▶ [WORK REQUIRED] From the records below, copy every line that contains the word "this".

---------- AVAILABLE RECORDS ----------

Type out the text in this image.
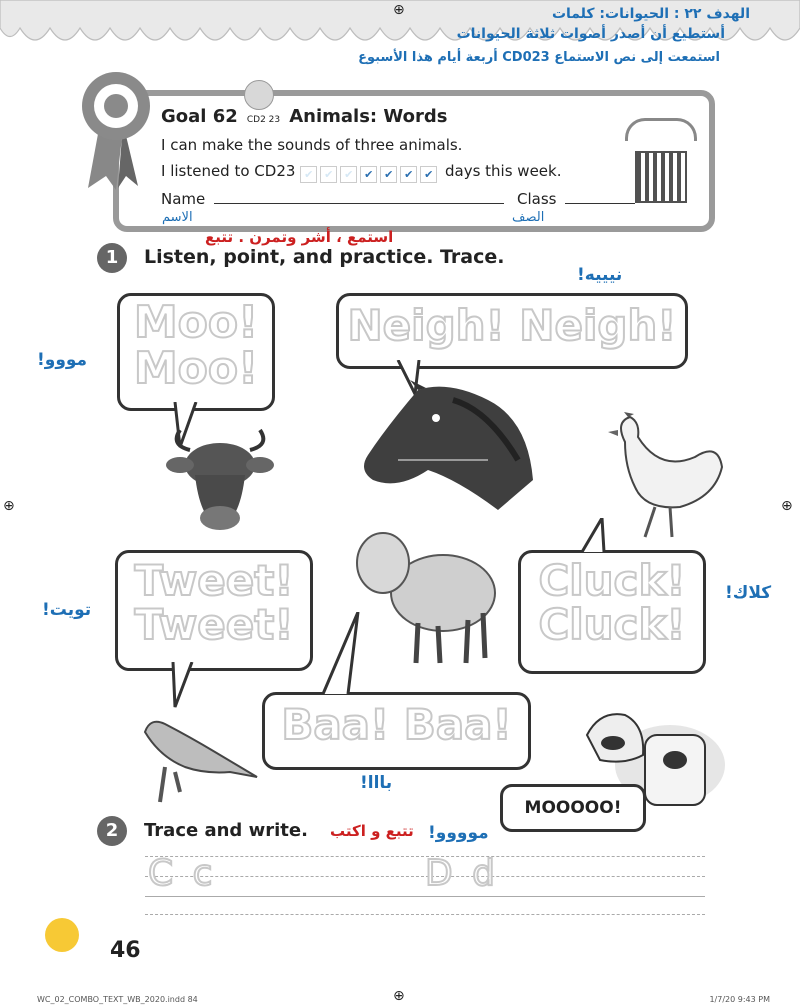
⊕	الهدف ٢٢ : الحيوانات: كلمات
أستطيع أن أصدر أصوات ثلاثة الحيوانات
استمعت إلى نص الاستماع CD023 أربعة أيام هذا الأسبوع
Goal 62 CD2 23 Animals: Words
I can make the sounds of three animals.
I listened to CD23 ✔ ✔ ✔ ✔ ✔ ✔ ✔ days this week.
Name	Class
الاسم	الصف
استمع ، أشر وتمرن . تتبع
1	Listen, point, and practice. Trace.
Moo!
Moo!
مووو!
Neigh! Neigh!
نيييه!
Tweet!
Tweet!
تويت!
Cluck!
Cluck!
كلاك!
Baa! Baa!
بااا!
MOOOOO!
موووو!
2	Trace and write. تتبع و اكتب
C c	D d
46
WC_02_COMBO_TEXT_WB_2020.indd 84	1/7/20 9:43 PM
⊕
⊕	⊕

----------

▶ [TASK ANSWER]
Type out the text in this image.
I listened to CD23 ✔ ✔ ✔ ✔ ✔ ✔ ✔ days this week.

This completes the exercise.